### GIVEN TASK
Copy out all the lines in the records that include the word "JSON".

** begin **

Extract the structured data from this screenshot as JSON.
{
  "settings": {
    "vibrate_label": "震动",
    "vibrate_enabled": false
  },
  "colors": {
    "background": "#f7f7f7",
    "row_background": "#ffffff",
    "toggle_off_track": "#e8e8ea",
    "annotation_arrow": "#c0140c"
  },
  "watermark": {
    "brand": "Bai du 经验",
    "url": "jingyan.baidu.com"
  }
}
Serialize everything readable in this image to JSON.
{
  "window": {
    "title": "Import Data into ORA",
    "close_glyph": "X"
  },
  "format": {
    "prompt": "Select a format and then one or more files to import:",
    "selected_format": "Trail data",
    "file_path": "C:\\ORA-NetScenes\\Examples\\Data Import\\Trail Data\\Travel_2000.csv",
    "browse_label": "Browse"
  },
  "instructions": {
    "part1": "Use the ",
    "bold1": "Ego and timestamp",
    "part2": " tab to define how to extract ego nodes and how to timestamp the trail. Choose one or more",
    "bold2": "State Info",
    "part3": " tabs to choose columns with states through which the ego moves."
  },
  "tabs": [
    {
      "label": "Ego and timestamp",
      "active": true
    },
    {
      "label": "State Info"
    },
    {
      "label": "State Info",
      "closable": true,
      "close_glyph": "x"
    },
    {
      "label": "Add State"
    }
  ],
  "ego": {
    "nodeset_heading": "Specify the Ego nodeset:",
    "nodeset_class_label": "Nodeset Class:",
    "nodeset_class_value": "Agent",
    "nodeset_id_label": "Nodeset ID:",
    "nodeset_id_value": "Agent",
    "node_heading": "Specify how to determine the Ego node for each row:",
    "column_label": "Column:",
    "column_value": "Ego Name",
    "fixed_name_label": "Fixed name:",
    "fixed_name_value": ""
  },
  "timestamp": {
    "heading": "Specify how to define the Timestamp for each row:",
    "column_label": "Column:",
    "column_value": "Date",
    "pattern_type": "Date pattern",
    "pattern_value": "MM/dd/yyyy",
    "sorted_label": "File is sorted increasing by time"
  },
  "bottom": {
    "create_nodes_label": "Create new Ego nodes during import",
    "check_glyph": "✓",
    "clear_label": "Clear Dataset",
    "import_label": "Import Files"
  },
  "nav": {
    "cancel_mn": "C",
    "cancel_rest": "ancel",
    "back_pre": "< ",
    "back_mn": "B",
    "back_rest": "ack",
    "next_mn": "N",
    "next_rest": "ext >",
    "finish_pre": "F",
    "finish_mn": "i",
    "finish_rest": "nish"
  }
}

** end **

### THE RESULT
Extract the structured data from this screenshot as JSON.
Serialize everything readable in this image to JSON.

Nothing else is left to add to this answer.